Passage provided.

__________________________________________________

I guess I keep her on because of one reason - my daughter loves her and I'm afraid that it wont be easy to find someone she likes as much. Before I got a nanny I would often go to the local park and see so many terrible nannies in charge of these poor kids and I felt bad for the kids and also for the parents because they probably had no idea. But the one thing I like about this lady is that for some reason I can trust her with my daughter and the main reason I can do that of course is because how close my daughter is to her. It feels like a complex situation that I dont know how to completely deal with - not helped with working and being pregnant and dealing with separation anxiety on my part! Plus we dont have any family here so no back up option.

OP posts:
lifeinagoldfishbowl · 12/01/2011 17:29

As a nanny I have been in your nannies position and I would suggest you sit down with her and discuss your daughters schedule ie what groups/classes she attends, her nap times etc and then work out when you can fit one on one time in with dd whilst the nanny does other jobs.

That way the nanny knows that on Monday she has between 8 and 1130 to spend with dd then you will all sit down and have lunch together. After lunch she can do nursery duties whilst dd sleeps and then give her a snack when she wakes up. Then between 3 and 3.45 she can prepare supper as dd will be with you. Then she has sole care again until 6.

On Wednesday she has her from 8-9 then you will do an activity with her between 9 and 9.45 then the nanny is in sole charge until 4.30 when it's shared care till 6.

It just means your nanny can better plan her day, and she also knows what she's supposed to be doing.

I used to work until 5.30 each night but mb would be home about 5 and I would find it hard to work out if I was supposed to stop the child from going to see her until 5.30, extract him if he did go upstairs whilst I was checking dinner or if he was ok to play upstairs with her whilst she got changed.

Lamorna · 12/01/2011 17:49

I think that you put the nanny in a difficult position and you need to make clear boundries and take lifeinagoldfishbowls advice. It is very difficult if she doesn't know that you are available at a certain time one Tues but not the next Tues and it is different from a Wed etc.

__________________________________________________

Supplied data.

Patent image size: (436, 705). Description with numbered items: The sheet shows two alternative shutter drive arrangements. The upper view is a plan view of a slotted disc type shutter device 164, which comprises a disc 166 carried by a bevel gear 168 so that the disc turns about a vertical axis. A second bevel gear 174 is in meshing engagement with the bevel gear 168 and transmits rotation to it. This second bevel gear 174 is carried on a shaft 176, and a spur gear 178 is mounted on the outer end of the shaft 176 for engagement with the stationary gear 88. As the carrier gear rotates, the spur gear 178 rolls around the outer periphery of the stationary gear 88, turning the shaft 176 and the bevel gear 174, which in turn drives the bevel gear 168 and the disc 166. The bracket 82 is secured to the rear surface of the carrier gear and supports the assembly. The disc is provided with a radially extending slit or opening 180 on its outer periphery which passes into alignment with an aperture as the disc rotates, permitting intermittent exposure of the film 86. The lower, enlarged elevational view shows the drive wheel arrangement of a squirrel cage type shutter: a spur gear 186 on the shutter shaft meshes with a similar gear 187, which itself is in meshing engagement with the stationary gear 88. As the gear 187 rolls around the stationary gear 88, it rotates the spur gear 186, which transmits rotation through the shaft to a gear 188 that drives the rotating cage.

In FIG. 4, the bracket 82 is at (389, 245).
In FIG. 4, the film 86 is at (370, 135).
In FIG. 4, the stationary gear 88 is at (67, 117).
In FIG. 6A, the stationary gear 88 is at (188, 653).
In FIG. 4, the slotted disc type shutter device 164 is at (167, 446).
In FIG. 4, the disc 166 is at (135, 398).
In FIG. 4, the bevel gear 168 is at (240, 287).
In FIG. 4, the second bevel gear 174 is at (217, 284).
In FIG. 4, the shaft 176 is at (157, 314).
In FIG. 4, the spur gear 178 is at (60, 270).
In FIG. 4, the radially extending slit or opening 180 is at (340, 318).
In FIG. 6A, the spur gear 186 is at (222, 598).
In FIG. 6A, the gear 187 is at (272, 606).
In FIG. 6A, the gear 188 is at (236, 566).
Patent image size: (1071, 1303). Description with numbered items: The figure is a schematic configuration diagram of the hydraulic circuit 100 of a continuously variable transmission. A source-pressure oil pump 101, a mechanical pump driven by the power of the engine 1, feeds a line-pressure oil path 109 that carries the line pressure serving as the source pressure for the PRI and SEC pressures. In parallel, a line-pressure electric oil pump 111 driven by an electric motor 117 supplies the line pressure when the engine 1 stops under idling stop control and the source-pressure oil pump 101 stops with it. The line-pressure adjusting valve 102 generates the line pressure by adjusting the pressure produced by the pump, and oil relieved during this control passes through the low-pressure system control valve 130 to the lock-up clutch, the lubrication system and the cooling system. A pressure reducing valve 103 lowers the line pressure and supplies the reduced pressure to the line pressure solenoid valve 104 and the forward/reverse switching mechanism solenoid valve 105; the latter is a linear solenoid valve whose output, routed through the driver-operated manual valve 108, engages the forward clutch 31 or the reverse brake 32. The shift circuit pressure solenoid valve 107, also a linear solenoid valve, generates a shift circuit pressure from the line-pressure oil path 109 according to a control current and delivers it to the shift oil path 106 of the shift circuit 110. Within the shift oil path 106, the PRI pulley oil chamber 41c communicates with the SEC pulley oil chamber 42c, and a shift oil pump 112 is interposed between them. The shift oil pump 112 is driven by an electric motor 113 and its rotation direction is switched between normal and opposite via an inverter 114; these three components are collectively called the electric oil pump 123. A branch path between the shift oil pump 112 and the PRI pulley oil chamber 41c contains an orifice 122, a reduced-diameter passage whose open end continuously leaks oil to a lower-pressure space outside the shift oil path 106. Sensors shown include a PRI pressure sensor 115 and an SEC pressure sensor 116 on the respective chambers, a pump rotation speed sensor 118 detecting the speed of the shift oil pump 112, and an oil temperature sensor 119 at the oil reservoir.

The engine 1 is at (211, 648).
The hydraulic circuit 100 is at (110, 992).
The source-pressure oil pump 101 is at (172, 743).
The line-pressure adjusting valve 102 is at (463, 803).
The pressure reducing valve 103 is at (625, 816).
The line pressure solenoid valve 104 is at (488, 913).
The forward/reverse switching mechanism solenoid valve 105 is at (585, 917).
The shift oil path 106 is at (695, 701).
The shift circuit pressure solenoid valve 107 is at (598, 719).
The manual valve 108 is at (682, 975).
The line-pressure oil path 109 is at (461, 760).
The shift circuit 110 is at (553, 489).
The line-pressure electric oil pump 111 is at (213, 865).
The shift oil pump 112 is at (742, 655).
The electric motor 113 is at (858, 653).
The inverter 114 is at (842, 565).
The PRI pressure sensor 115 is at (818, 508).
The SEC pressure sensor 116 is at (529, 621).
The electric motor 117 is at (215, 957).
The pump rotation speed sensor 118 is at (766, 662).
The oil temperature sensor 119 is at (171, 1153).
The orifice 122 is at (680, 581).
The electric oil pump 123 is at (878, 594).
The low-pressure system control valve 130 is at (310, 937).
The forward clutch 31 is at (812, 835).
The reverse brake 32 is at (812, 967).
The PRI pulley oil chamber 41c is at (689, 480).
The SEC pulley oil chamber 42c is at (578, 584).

__________________________________________________

Tasks to perform.
A. In the forum thread about the nanny, what one reason does the parent give for keeping the nanny on?
B. Quote the forum thread about the nanny word for word, starting at "I guess I keep" and ending at "back up option.".
C. Continue the forum thread about the nanny from the point where it stops.

Results in order.
A. Her daughter loves the nanny, and she fears it won't be easy to find someone her daughter likes as much.

B.
I guess I keep her on because of one reason - my daughter loves her and I'm afraid that it wont be easy to find someone she likes as much. Before I got a nanny I would often go to the local park and see so many terrible nannies in charge of these poor kids and I felt bad for the kids and also for the parents because they probably had no idea. But the one thing I like about this lady is that for some reason I can trust her with my daughter and the main reason I can do that of course is because how close my daughter is to her. It feels like a complex situation that I dont know how to completely deal with - not helped with working and being pregnant and dealing with separation anxiety on my part! Plus we dont have any family here so no back up option.

C.
IAmReallyFabNow · 12/01/2011 17:56

I worked for some mothers who got quite pissed off that their child would rather be with me but that is what happens when you work 12 hours a day, 6 days a week. It is a good thing that your dd is happy with her nanny and rather than being "possessive" the nanny is probably trying to get on with her job. Plenty of times employers have complained about the nanny letting the child stay with them when it is during the nanny working hours.

You need to talk to her, nicely and say that you are really pleased that BabyTerf and herself are so fond of each other and is she happy with everything. Then talk to her about the things that are bothering you but not the fondness between them. Things like what you want at certain times, lunch, etc.

Nanny is either in charge or she isn't. You can't have it both ways without talking about it and both of you being clear on what the rules are.

When I was a nanny if either parent came home early I would assume I was still in charge but not undermind or interfere if the parent did anything. Ultimately the child is theirs.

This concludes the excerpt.